PROBLEM: Please output every line of the records below as a JSON list of strings, one string per line, leaving out blank lines.

LISTED ENTRIES:
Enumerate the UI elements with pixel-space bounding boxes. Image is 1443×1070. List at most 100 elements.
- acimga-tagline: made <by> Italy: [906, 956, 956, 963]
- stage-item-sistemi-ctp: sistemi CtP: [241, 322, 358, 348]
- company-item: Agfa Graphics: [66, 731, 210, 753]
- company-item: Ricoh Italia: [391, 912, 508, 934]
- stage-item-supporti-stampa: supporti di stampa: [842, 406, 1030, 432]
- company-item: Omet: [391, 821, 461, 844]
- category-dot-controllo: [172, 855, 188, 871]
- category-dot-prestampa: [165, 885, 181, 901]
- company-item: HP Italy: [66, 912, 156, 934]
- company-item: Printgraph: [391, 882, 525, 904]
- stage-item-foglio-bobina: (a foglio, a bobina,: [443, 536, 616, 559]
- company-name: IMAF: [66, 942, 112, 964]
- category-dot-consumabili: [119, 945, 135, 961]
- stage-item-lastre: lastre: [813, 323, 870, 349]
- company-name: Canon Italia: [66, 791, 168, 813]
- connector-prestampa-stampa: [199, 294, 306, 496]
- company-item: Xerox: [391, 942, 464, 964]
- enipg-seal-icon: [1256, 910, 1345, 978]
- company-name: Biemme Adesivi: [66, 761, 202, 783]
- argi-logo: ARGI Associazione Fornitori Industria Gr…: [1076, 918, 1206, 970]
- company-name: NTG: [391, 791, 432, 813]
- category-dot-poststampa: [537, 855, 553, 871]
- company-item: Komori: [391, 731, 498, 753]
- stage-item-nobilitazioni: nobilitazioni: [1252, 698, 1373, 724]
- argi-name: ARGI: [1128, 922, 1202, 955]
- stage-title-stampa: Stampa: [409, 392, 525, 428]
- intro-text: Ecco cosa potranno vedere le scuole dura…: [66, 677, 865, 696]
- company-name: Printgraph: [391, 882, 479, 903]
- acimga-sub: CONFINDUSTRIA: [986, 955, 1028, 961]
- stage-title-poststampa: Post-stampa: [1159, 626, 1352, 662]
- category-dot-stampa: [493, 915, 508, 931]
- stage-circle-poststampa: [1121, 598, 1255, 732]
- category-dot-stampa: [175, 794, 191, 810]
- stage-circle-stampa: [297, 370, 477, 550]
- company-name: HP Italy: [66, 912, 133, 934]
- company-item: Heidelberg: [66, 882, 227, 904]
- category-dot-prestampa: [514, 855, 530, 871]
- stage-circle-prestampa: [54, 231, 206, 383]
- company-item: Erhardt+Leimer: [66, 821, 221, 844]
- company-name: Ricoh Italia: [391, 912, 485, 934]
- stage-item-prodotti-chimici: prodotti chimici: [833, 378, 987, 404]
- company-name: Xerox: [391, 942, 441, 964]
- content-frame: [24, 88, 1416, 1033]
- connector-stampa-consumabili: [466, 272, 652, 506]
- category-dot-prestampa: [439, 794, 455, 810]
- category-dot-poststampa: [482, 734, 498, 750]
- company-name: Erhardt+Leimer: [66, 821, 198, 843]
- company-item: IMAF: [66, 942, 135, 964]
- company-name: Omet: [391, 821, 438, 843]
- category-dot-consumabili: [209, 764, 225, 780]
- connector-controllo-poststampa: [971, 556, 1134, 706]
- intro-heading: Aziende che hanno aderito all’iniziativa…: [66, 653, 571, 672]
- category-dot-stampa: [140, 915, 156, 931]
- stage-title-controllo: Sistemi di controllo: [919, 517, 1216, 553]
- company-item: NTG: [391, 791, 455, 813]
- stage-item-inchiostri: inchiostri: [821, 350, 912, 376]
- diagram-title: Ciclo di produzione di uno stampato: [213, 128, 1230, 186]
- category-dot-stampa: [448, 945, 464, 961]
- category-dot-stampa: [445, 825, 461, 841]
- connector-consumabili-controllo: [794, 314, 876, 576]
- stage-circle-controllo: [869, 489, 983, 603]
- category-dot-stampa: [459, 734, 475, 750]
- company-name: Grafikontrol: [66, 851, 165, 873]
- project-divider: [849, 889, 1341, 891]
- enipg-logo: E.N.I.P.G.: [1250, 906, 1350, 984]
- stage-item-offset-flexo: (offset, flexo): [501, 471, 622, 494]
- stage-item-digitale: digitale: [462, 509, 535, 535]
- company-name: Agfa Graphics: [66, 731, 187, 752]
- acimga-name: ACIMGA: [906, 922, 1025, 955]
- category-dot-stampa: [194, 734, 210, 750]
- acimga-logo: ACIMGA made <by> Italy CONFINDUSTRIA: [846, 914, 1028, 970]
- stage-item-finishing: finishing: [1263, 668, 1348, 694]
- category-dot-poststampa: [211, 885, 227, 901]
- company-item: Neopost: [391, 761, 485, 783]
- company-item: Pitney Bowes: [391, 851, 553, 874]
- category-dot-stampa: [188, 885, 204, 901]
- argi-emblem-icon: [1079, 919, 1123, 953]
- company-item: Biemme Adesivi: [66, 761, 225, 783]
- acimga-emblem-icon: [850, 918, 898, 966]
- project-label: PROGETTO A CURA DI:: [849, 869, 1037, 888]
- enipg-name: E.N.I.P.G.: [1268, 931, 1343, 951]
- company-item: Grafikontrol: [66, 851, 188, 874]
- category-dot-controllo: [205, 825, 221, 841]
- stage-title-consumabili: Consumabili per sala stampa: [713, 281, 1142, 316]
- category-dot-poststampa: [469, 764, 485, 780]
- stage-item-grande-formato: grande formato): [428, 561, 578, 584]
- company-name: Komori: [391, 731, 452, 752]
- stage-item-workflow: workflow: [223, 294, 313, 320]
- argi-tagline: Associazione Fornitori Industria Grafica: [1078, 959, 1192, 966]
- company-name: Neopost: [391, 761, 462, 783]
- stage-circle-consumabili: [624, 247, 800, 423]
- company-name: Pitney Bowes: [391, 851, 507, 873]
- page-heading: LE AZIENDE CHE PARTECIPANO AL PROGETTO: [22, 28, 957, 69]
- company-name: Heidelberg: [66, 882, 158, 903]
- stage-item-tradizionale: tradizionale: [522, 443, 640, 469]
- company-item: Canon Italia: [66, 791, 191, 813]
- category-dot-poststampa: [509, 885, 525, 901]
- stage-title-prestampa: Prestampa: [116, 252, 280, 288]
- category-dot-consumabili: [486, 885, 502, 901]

FULL ANSWER:
[
  "Enumerate the UI elements with pixel-space bounding boxes. Image is 1443×1070. List at most 100 elements.",
  "- acimga-tagline: made <by> Italy: [906, 956, 956, 963]",
  "- stage-item-sistemi-ctp: sistemi CtP: [241, 322, 358, 348]",
  "- company-item: Agfa Graphics: [66, 731, 210, 753]",
  "- company-item: Ricoh Italia: [391, 912, 508, 934]",
  "- stage-item-supporti-stampa: supporti di stampa: [842, 406, 1030, 432]",
  "- company-item: Omet: [391, 821, 461, 844]",
  "- category-dot-controllo: [172, 855, 188, 871]",
  "- category-dot-prestampa: [165, 885, 181, 901]",
  "- company-item: HP Italy: [66, 912, 156, 934]",
  "- company-item: Printgraph: [391, 882, 525, 904]",
  "- stage-item-foglio-bobina: (a foglio, a bobina,: [443, 536, 616, 559]",
  "- company-name: IMAF: [66, 942, 112, 964]",
  "- category-dot-consumabili: [119, 945, 135, 961]",
  "- stage-item-lastre: lastre: [813, 323, 870, 349]",
  "- company-name: Canon Italia: [66, 791, 168, 813]",
  "- connector-prestampa-stampa: [199, 294, 306, 496]",
  "- company-item: Xerox: [391, 942, 464, 964]",
  "- enipg-seal-icon: [1256, 910, 1345, 978]",
  "- company-name: Biemme Adesivi: [66, 761, 202, 783]",
  "- argi-logo: ARGI Associazione Fornitori Industria Gr…: [1076, 918, 1206, 970]",
  "- company-name: NTG: [391, 791, 432, 813]",
  "- category-dot-poststampa: [537, 855, 553, 871]",
  "- company-item: Komori: [391, 731, 498, 753]",
  "- stage-item-nobilitazioni: nobilitazioni: [1252, 698, 1373, 724]",
  "- argi-name: ARGI: [1128, 922, 1202, 955]",
  "- stage-title-stampa: Stampa: [409, 392, 525, 428]",
  "- intro-text: Ecco cosa potranno vedere le scuole dura…: [66, 677, 865, 696]",
  "- company-name: Printgraph: [391, 882, 479, 903]",
  "- acimga-sub: CONFINDUSTRIA: [986, 955, 1028, 961]",
  "- stage-title-poststampa: Post-stampa: [1159, 626, 1352, 662]",
  "- category-dot-stampa: [493, 915, 508, 931]",
  "- stage-circle-poststampa: [1121, 598, 1255, 732]",
  "- category-dot-stampa: [175, 794, 191, 810]",
  "- stage-circle-stampa: [297, 370, 477, 550]",
  "- company-name: HP Italy: [66, 912, 133, 934]",
  "- company-item: Heidelberg: [66, 882, 227, 904]",
  "- category-dot-prestampa: [514, 855, 530, 871]",
  "- stage-circle-prestampa: [54, 231, 206, 383]",
  "- company-item: Erhardt+Leimer: [66, 821, 221, 844]",
  "- company-name: Ricoh Italia: [391, 912, 485, 934]",
  "- stage-item-prodotti-chimici: prodotti chimici: [833, 378, 987, 404]",
  "- company-name: Xerox: [391, 942, 441, 964]",
  "- content-frame: [24, 88, 1416, 1033]",
  "- connector-stampa-consumabili: [466, 272, 652, 506]",
  "- category-dot-prestampa: [439, 794, 455, 810]",
  "- category-dot-poststampa: [482, 734, 498, 750]",
  "- company-name: Erhardt+Leimer: [66, 821, 198, 843]",
  "- company-item: IMAF: [66, 942, 135, 964]",
  "- company-name: Omet: [391, 821, 438, 843]",
  "- category-dot-consumabili: [209, 764, 225, 780]",
  "- connector-controllo-poststampa: [971, 556, 1134, 706]",
  "- intro-heading: Aziende che hanno aderito all’iniziativa…: [66, 653, 571, 672]",
  "- category-dot-stampa: [140, 915, 156, 931]",
  "- stage-title-controllo: Sistemi di controllo: [919, 517, 1216, 553]",
  "- company-item: NTG: [391, 791, 455, 813]",
  "- stage-item-inchiostri: inchiostri: [821, 350, 912, 376]",
  "- diagram-title: Ciclo di produzione di uno stampato: [213, 128, 1230, 186]",
  "- category-dot-stampa: [448, 945, 464, 961]",
  "- category-dot-stampa: [445, 825, 461, 841]",
  "- connector-consumabili-controllo: [794, 314, 876, 576]",
  "- stage-circle-controllo: [869, 489, 983, 603]",
  "- category-dot-stampa: [459, 734, 475, 750]",
  "- company-name: Grafikontrol: [66, 851, 165, 873]",
  "- project-divider: [849, 889, 1341, 891]",
  "- enipg-logo: E.N.I.P.G.: [1250, 906, 1350, 984]",
  "- stage-item-offset-flexo: (offset, flexo): [501, 471, 622, 494]",
  "- stage-item-digitale: digitale: [462, 509, 535, 535]",
  "- company-name: Agfa Graphics: [66, 731, 187, 752]",
  "- acimga-name: ACIMGA: [906, 922, 1025, 955]",
  "- category-dot-stampa: [194, 734, 210, 750]",
  "- acimga-logo: ACIMGA made <by> Italy CONFINDUSTRIA: [846, 914, 1028, 970]",
  "- stage-item-finishing: finishing: [1263, 668, 1348, 694]",
  "- category-dot-poststampa: [211, 885, 227, 901]",
  "- company-item: Neopost: [391, 761, 485, 783]",
  "- company-item: Pitney Bowes: [391, 851, 553, 874]",
  "- category-dot-stampa: [188, 885, 204, 901]",
  "- argi-emblem-icon: [1079, 919, 1123, 953]",
  "- company-item: Biemme Adesivi: [66, 761, 225, 783]",
  "- acimga-emblem-icon: [850, 918, 898, 966]",
  "- project-label: PROGETTO A CURA DI:: [849, 869, 1037, 888]",
  "- enipg-name: E.N.I.P.G.: [1268, 931, 1343, 951]",
  "- company-item: Grafikontrol: [66, 851, 188, 874]",
  "- category-dot-controllo: [205, 825, 221, 841]",
  "- stage-title-consumabili: Consumabili per sala stampa: [713, 281, 1142, 316]",
  "- category-dot-poststampa: [469, 764, 485, 780]",
  "- stage-item-grande-formato: grande formato): [428, 561, 578, 584]",
  "- company-name: Komori: [391, 731, 452, 752]",
  "- stage-item-workflow: workflow: [223, 294, 313, 320]",
  "- argi-tagline: Associazione Fornitori Industria Grafica: [1078, 959, 1192, 966]",
  "- company-name: Neopost: [391, 761, 462, 783]",
  "- stage-circle-consumabili: [624, 247, 800, 423]",
  "- company-name: Pitney Bowes: [391, 851, 507, 873]",
  "- page-heading: LE AZIENDE CHE PARTECIPANO AL PROGETTO: [22, 28, 957, 69]",
  "- company-name: Heidelberg: [66, 882, 158, 903]",
  "- stage-item-tradizionale: tradizionale: [522, 443, 640, 469]",
  "- company-item: Canon Italia: [66, 791, 191, 813]",
  "- category-dot-poststampa: [509, 885, 525, 901]",
  "- stage-title-prestampa: Prestampa: [116, 252, 280, 288]",
  "- category-dot-consumabili: [486, 885, 502, 901]"
]